Task prompt>
Gather every line from the entries below that includes "لأنه".

Data records:
■ ■ ■ ■ ■

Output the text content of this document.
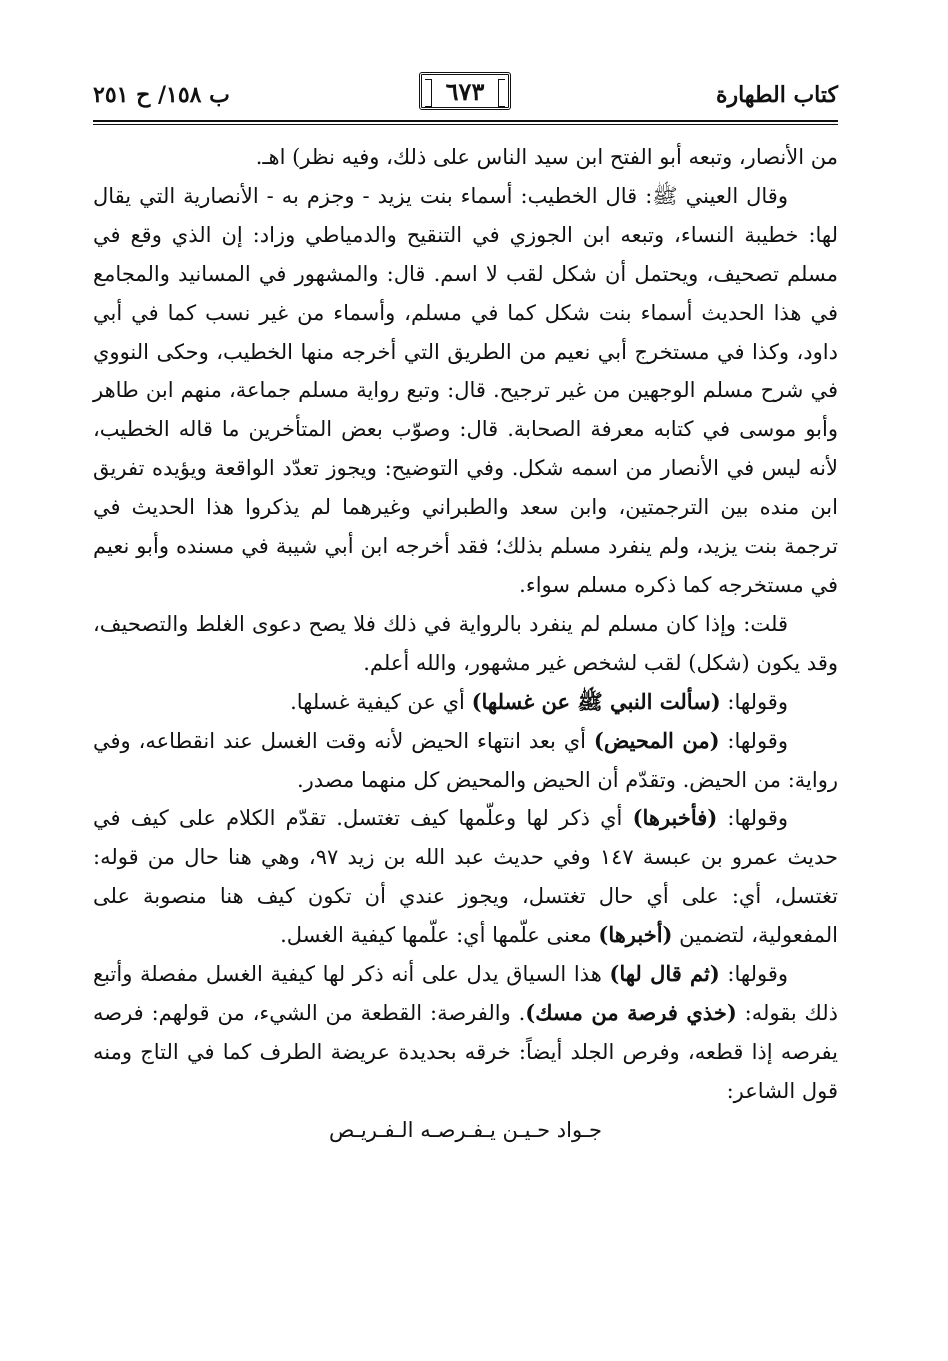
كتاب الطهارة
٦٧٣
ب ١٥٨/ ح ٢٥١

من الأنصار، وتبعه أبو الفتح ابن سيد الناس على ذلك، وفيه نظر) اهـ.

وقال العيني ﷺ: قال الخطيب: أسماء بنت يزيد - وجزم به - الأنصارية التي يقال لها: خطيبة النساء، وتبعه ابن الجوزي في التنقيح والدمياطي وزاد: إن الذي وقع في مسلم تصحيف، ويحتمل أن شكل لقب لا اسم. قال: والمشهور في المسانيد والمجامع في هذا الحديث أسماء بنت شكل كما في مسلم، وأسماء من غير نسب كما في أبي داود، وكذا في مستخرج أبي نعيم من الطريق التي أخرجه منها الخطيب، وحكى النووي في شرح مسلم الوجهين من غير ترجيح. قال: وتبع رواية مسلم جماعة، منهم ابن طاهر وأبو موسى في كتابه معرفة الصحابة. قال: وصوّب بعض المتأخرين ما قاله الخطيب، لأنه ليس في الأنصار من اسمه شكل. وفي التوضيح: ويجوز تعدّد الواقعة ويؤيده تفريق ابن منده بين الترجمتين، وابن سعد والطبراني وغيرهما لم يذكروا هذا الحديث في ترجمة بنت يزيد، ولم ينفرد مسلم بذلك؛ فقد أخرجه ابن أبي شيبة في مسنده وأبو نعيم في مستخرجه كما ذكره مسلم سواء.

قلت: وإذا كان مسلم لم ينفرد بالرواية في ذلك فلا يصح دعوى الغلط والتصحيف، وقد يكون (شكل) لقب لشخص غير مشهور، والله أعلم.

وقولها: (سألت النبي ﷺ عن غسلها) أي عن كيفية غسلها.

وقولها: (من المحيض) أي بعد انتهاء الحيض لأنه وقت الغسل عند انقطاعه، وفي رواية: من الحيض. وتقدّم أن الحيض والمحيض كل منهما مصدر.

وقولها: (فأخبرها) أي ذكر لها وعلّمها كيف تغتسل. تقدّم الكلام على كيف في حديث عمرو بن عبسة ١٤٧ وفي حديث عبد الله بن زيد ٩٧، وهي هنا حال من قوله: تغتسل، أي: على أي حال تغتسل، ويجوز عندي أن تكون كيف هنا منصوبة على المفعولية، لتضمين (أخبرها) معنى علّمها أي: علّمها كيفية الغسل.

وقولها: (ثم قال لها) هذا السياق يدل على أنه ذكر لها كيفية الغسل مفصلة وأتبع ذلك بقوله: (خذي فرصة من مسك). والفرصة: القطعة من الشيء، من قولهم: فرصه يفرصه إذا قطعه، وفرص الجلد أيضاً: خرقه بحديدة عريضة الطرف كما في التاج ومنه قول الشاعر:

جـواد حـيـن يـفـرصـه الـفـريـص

■ ■ ■ ■ ■

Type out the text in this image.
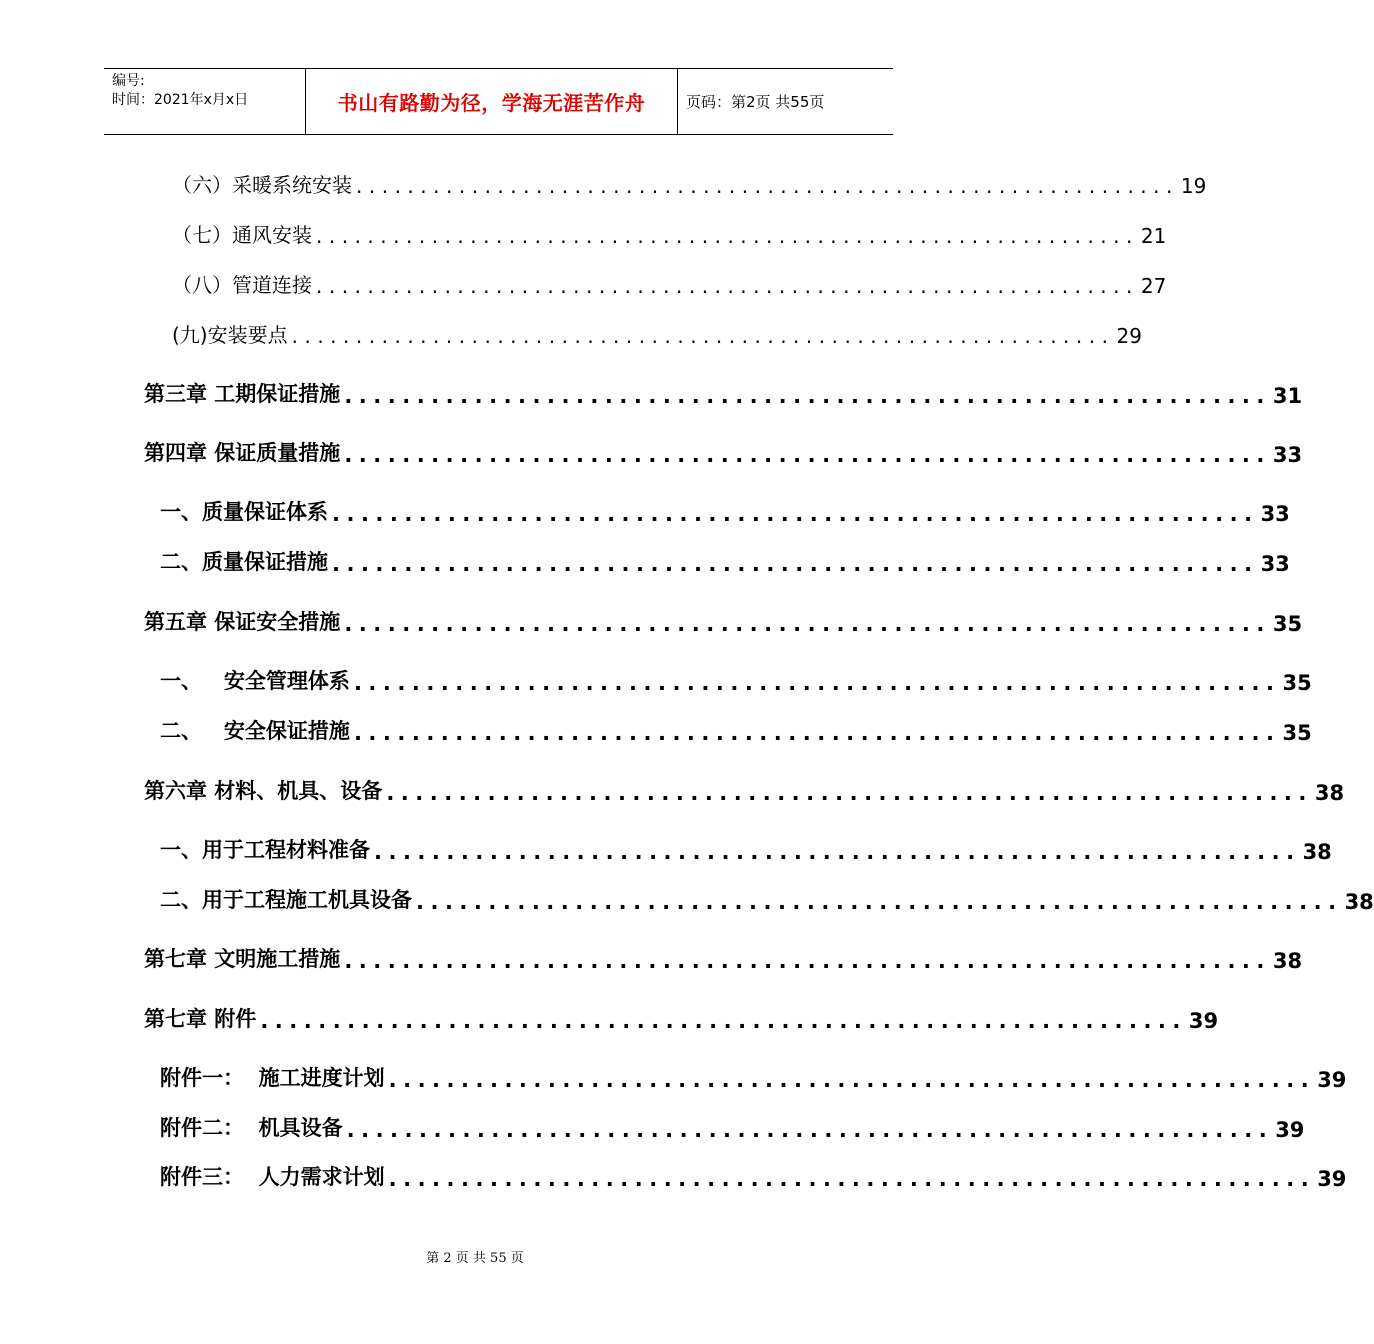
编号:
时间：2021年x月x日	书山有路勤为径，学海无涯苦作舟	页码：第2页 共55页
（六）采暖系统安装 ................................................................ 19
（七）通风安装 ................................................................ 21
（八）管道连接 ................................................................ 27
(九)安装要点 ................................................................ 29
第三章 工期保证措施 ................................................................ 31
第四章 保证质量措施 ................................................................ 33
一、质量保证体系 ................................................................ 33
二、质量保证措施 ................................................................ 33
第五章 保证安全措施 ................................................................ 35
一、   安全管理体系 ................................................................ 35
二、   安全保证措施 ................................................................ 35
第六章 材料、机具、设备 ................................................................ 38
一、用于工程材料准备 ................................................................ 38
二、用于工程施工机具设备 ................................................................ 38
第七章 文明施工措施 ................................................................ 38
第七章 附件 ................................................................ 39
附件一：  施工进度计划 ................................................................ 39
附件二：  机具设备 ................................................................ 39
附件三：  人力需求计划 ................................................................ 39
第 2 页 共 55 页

■ ■ ■ ■ ■

Response>
وقال العيني ﷺ: قال الخطيب: أسماء بنت يزيد - وجزم به - الأنصارية التي يقال لها: خطيبة النساء، وتبعه ابن الجوزي في التنقيح والدمياطي وزاد: إن الذي وقع في مسلم تصحيف، ويحتمل أن شكل لقب لا اسم. قال: والمشهور في المسانيد والمجامع في هذا الحديث أسماء بنت شكل كما في مسلم، وأسماء من غير نسب كما في أبي داود، وكذا في مستخرج أبي نعيم من الطريق التي أخرجه منها الخطيب، وحكى النووي في شرح مسلم الوجهين من غير ترجيح. قال: وتبع رواية مسلم جماعة، منهم ابن طاهر وأبو موسى في كتابه معرفة الصحابة. قال: وصوّب بعض المتأخرين ما قاله الخطيب، لأنه ليس في الأنصار من اسمه شكل. وفي التوضيح: ويجوز تعدّد الواقعة ويؤيده تفريق ابن منده بين الترجمتين، وابن سعد والطبراني وغيرهما لم يذكروا هذا الحديث في ترجمة بنت يزيد، ولم ينفرد مسلم بذلك؛ فقد أخرجه ابن أبي شيبة في مسنده وأبو نعيم في مستخرجه كما ذكره مسلم سواء.
وقولها: (من المحيض) أي بعد انتهاء الحيض لأنه وقت الغسل عند انقطاعه، وفي رواية: من الحيض. وتقدّم أن الحيض والمحيض كل منهما مصدر.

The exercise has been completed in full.